[start of Given entries]
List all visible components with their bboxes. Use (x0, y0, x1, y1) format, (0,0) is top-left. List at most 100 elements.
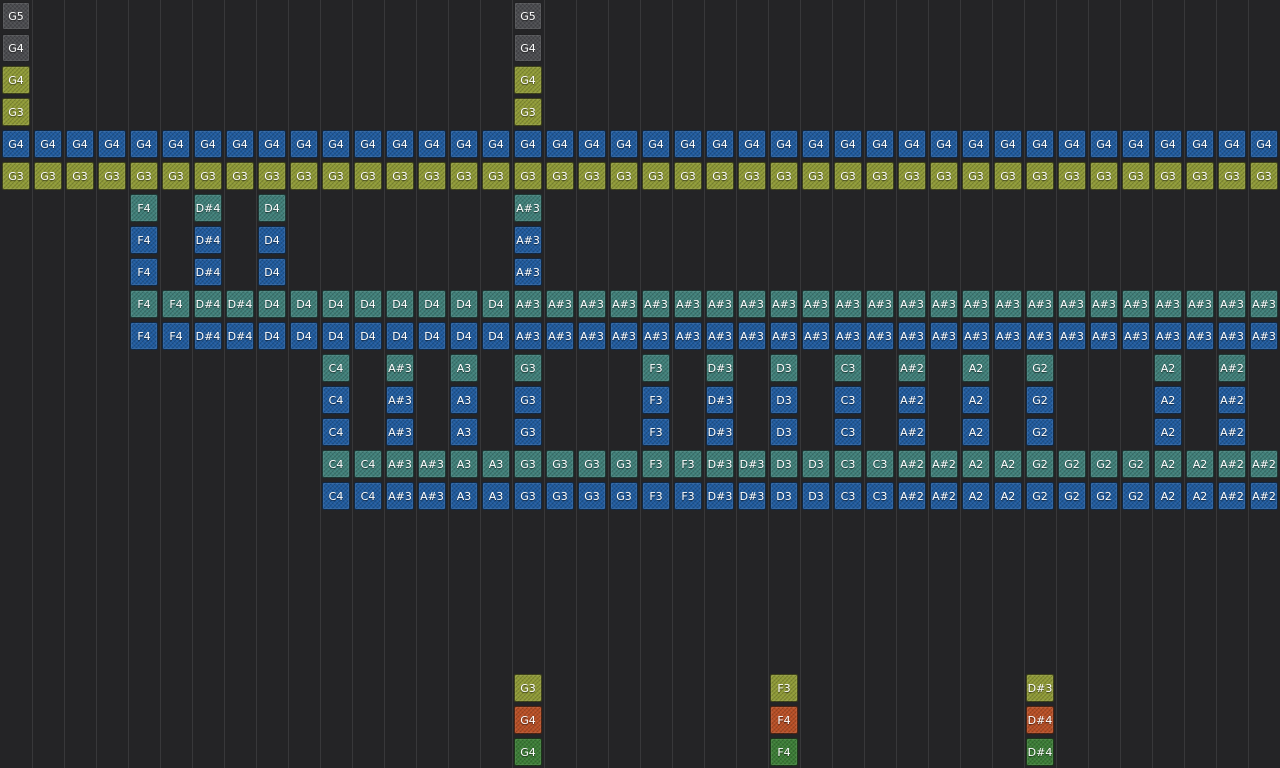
note-cell[interactable]: A#3 (514, 322, 542, 350)
note-cell[interactable]: G5 (2, 2, 30, 30)
note-cell[interactable]: G3 (290, 162, 318, 190)
note-cell[interactable]: G4 (610, 130, 638, 158)
note-cell[interactable]: G3 (514, 450, 542, 478)
note-cell[interactable]: G3 (482, 162, 510, 190)
note-cell[interactable]: A#3 (1154, 322, 1182, 350)
note-cell[interactable]: G3 (578, 482, 606, 510)
note-cell[interactable]: G3 (514, 674, 542, 702)
note-cell[interactable]: F3 (642, 354, 670, 382)
note-cell[interactable]: G4 (962, 130, 990, 158)
note-cell[interactable]: G3 (258, 162, 286, 190)
note-cell[interactable]: G3 (802, 162, 830, 190)
note-cell[interactable]: A#3 (514, 290, 542, 318)
note-cell[interactable]: G3 (866, 162, 894, 190)
note-cell[interactable]: F3 (674, 450, 702, 478)
note-cell[interactable]: G4 (1154, 130, 1182, 158)
note-cell[interactable]: A2 (994, 482, 1022, 510)
note-cell[interactable]: C4 (322, 386, 350, 414)
note-cell[interactable]: D4 (258, 194, 286, 222)
note-cell[interactable]: A2 (1154, 354, 1182, 382)
note-cell[interactable]: G4 (2, 130, 30, 158)
note-cell[interactable]: A#3 (578, 322, 606, 350)
note-cell[interactable]: G4 (194, 130, 222, 158)
note-cell[interactable]: D#4 (194, 322, 222, 350)
note-cell[interactable]: A2 (994, 450, 1022, 478)
note-cell[interactable]: A#2 (898, 482, 926, 510)
note-cell[interactable]: A2 (962, 482, 990, 510)
note-cell[interactable]: G3 (1154, 162, 1182, 190)
note-cell[interactable]: A#3 (418, 482, 446, 510)
note-cell[interactable]: G3 (674, 162, 702, 190)
note-cell[interactable]: A#3 (1122, 322, 1150, 350)
note-cell[interactable]: D3 (770, 482, 798, 510)
note-cell[interactable]: A#2 (1218, 386, 1246, 414)
note-cell[interactable]: D4 (386, 290, 414, 318)
note-cell[interactable]: A2 (962, 354, 990, 382)
note-cell[interactable]: A#3 (1058, 322, 1086, 350)
note-cell[interactable]: G3 (962, 162, 990, 190)
note-cell[interactable]: G2 (1058, 450, 1086, 478)
note-cell[interactable]: F3 (770, 674, 798, 702)
note-cell[interactable]: C3 (866, 450, 894, 478)
note-cell[interactable]: A#3 (738, 322, 766, 350)
note-cell[interactable]: A#3 (514, 258, 542, 286)
note-cell[interactable]: G4 (514, 66, 542, 94)
note-cell[interactable]: G4 (1218, 130, 1246, 158)
note-cell[interactable]: A2 (962, 386, 990, 414)
note-cell[interactable]: G3 (610, 162, 638, 190)
note-cell[interactable]: F3 (674, 482, 702, 510)
note-cell[interactable]: G4 (66, 130, 94, 158)
note-cell[interactable]: A#3 (770, 322, 798, 350)
note-cell[interactable]: G4 (130, 130, 158, 158)
note-cell[interactable]: G3 (514, 98, 542, 126)
note-cell[interactable]: G3 (642, 162, 670, 190)
note-cell[interactable]: G4 (738, 130, 766, 158)
note-cell[interactable]: G4 (1250, 130, 1278, 158)
note-cell[interactable]: G4 (1122, 130, 1150, 158)
note-cell[interactable]: A#2 (898, 386, 926, 414)
note-cell[interactable]: F3 (642, 418, 670, 446)
note-cell[interactable]: G3 (34, 162, 62, 190)
note-cell[interactable]: A#3 (994, 290, 1022, 318)
note-cell[interactable]: G3 (738, 162, 766, 190)
note-cell[interactable]: G3 (610, 482, 638, 510)
note-cell[interactable]: G4 (450, 130, 478, 158)
note-cell[interactable]: F4 (162, 290, 190, 318)
note-cell[interactable]: D4 (418, 322, 446, 350)
note-cell[interactable]: C4 (354, 450, 382, 478)
note-cell[interactable]: D3 (770, 418, 798, 446)
note-cell[interactable]: G4 (834, 130, 862, 158)
note-cell[interactable]: A#3 (834, 290, 862, 318)
note-cell[interactable]: A#3 (1058, 290, 1086, 318)
note-cell[interactable]: G2 (1090, 450, 1118, 478)
note-cell[interactable]: G3 (514, 386, 542, 414)
note-cell[interactable]: G3 (322, 162, 350, 190)
note-cell[interactable]: D3 (770, 450, 798, 478)
note-cell[interactable]: A#3 (1090, 322, 1118, 350)
note-cell[interactable]: D4 (258, 258, 286, 286)
note-cell[interactable]: G4 (226, 130, 254, 158)
note-cell[interactable]: A2 (962, 450, 990, 478)
note-cell[interactable]: D#4 (194, 290, 222, 318)
note-cell[interactable]: A#3 (1186, 290, 1214, 318)
note-cell[interactable]: A#3 (802, 290, 830, 318)
note-cell[interactable]: A3 (450, 418, 478, 446)
note-cell[interactable]: A#3 (994, 322, 1022, 350)
note-cell[interactable]: G4 (514, 738, 542, 766)
note-cell[interactable]: G2 (1122, 482, 1150, 510)
note-cell[interactable]: A#3 (802, 322, 830, 350)
note-cell[interactable]: A#3 (674, 290, 702, 318)
note-cell[interactable]: A#3 (418, 450, 446, 478)
note-cell[interactable]: G3 (546, 482, 574, 510)
note-cell[interactable]: G3 (450, 162, 478, 190)
note-cell[interactable]: G4 (514, 130, 542, 158)
note-cell[interactable]: D#3 (706, 354, 734, 382)
note-cell[interactable]: A#3 (386, 354, 414, 382)
note-cell[interactable]: F4 (130, 290, 158, 318)
note-cell[interactable]: A#2 (1218, 450, 1246, 478)
note-cell[interactable]: A#3 (1026, 322, 1054, 350)
note-cell[interactable]: A2 (1154, 450, 1182, 478)
note-cell[interactable]: G3 (1090, 162, 1118, 190)
note-cell[interactable]: D4 (450, 290, 478, 318)
note-cell[interactable]: G4 (98, 130, 126, 158)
[end of Given entries]
Copy the items above verbatim, leaving out the pictures.

### In response
List all visible components with their bboxes. Use (x0, y0, x1, y1) format, (0,0) is top-left. List at most 100 elements.
note-cell[interactable]: A#3 (514, 322, 542, 350)
note-cell[interactable]: G5 (2, 2, 30, 30)
note-cell[interactable]: G3 (290, 162, 318, 190)
note-cell[interactable]: G4 (610, 130, 638, 158)
note-cell[interactable]: G3 (514, 450, 542, 478)
note-cell[interactable]: G3 (482, 162, 510, 190)
note-cell[interactable]: A#3 (1154, 322, 1182, 350)
note-cell[interactable]: G3 (578, 482, 606, 510)
note-cell[interactable]: G3 (514, 674, 542, 702)
note-cell[interactable]: F3 (642, 354, 670, 382)
note-cell[interactable]: G4 (962, 130, 990, 158)
note-cell[interactable]: G3 (258, 162, 286, 190)
note-cell[interactable]: G3 (802, 162, 830, 190)
note-cell[interactable]: A#3 (514, 290, 542, 318)
note-cell[interactable]: G3 (866, 162, 894, 190)
note-cell[interactable]: F3 (674, 450, 702, 478)
note-cell[interactable]: G4 (1154, 130, 1182, 158)
note-cell[interactable]: A2 (994, 482, 1022, 510)
note-cell[interactable]: C4 (322, 386, 350, 414)
note-cell[interactable]: D4 (258, 194, 286, 222)
note-cell[interactable]: A2 (1154, 354, 1182, 382)
note-cell[interactable]: G4 (2, 130, 30, 158)
note-cell[interactable]: A#3 (578, 322, 606, 350)
note-cell[interactable]: G4 (194, 130, 222, 158)
note-cell[interactable]: D#4 (194, 322, 222, 350)
note-cell[interactable]: A2 (994, 450, 1022, 478)
note-cell[interactable]: A#2 (898, 482, 926, 510)
note-cell[interactable]: A2 (962, 482, 990, 510)
note-cell[interactable]: G3 (1154, 162, 1182, 190)
note-cell[interactable]: A#3 (418, 482, 446, 510)
note-cell[interactable]: G3 (674, 162, 702, 190)
note-cell[interactable]: A#3 (1122, 322, 1150, 350)
note-cell[interactable]: D3 (770, 482, 798, 510)
note-cell[interactable]: A#2 (1218, 386, 1246, 414)
note-cell[interactable]: D4 (386, 290, 414, 318)
note-cell[interactable]: A2 (962, 354, 990, 382)
note-cell[interactable]: A#3 (1058, 322, 1086, 350)
note-cell[interactable]: G3 (962, 162, 990, 190)
note-cell[interactable]: G2 (1058, 450, 1086, 478)
note-cell[interactable]: F3 (770, 674, 798, 702)
note-cell[interactable]: C3 (866, 450, 894, 478)
note-cell[interactable]: A#3 (738, 322, 766, 350)
note-cell[interactable]: A#3 (514, 258, 542, 286)
note-cell[interactable]: G4 (514, 66, 542, 94)
note-cell[interactable]: G4 (1218, 130, 1246, 158)
note-cell[interactable]: A2 (962, 386, 990, 414)
note-cell[interactable]: G3 (610, 162, 638, 190)
note-cell[interactable]: F3 (674, 482, 702, 510)
note-cell[interactable]: G4 (66, 130, 94, 158)
note-cell[interactable]: A#3 (770, 322, 798, 350)
note-cell[interactable]: G4 (130, 130, 158, 158)
note-cell[interactable]: G3 (514, 98, 542, 126)
note-cell[interactable]: G3 (642, 162, 670, 190)
note-cell[interactable]: G4 (738, 130, 766, 158)
note-cell[interactable]: G4 (1250, 130, 1278, 158)
note-cell[interactable]: G4 (1122, 130, 1150, 158)
note-cell[interactable]: A#2 (898, 386, 926, 414)
note-cell[interactable]: F3 (642, 418, 670, 446)
note-cell[interactable]: G3 (34, 162, 62, 190)
note-cell[interactable]: A#3 (994, 290, 1022, 318)
note-cell[interactable]: G3 (738, 162, 766, 190)
note-cell[interactable]: G3 (610, 482, 638, 510)
note-cell[interactable]: G4 (450, 130, 478, 158)
note-cell[interactable]: F4 (162, 290, 190, 318)
note-cell[interactable]: D4 (418, 322, 446, 350)
note-cell[interactable]: C4 (354, 450, 382, 478)
note-cell[interactable]: D3 (770, 418, 798, 446)
note-cell[interactable]: G4 (834, 130, 862, 158)
note-cell[interactable]: A#3 (834, 290, 862, 318)
note-cell[interactable]: A#3 (1058, 290, 1086, 318)
note-cell[interactable]: G2 (1090, 450, 1118, 478)
note-cell[interactable]: G3 (514, 386, 542, 414)
note-cell[interactable]: G3 (322, 162, 350, 190)
note-cell[interactable]: D3 (770, 450, 798, 478)
note-cell[interactable]: A#3 (1090, 322, 1118, 350)
note-cell[interactable]: D4 (258, 258, 286, 286)
note-cell[interactable]: G4 (226, 130, 254, 158)
note-cell[interactable]: A2 (962, 450, 990, 478)
note-cell[interactable]: D#4 (194, 290, 222, 318)
note-cell[interactable]: A#3 (1186, 290, 1214, 318)
note-cell[interactable]: A#3 (802, 290, 830, 318)
note-cell[interactable]: A3 (450, 418, 478, 446)
note-cell[interactable]: A#3 (994, 322, 1022, 350)
note-cell[interactable]: G4 (514, 738, 542, 766)
note-cell[interactable]: G2 (1122, 482, 1150, 510)
note-cell[interactable]: A#3 (802, 322, 830, 350)
note-cell[interactable]: A#3 (674, 290, 702, 318)
note-cell[interactable]: A#3 (418, 450, 446, 478)
note-cell[interactable]: G3 (546, 482, 574, 510)
note-cell[interactable]: G3 (450, 162, 478, 190)
note-cell[interactable]: G4 (514, 130, 542, 158)
note-cell[interactable]: D#3 (706, 354, 734, 382)
note-cell[interactable]: A#3 (386, 354, 414, 382)
note-cell[interactable]: F4 (130, 290, 158, 318)
note-cell[interactable]: A#2 (1218, 450, 1246, 478)
note-cell[interactable]: A#3 (1026, 322, 1054, 350)
note-cell[interactable]: A2 (1154, 450, 1182, 478)
note-cell[interactable]: G3 (1090, 162, 1118, 190)
note-cell[interactable]: D4 (450, 290, 478, 318)
note-cell[interactable]: G4 (98, 130, 126, 158)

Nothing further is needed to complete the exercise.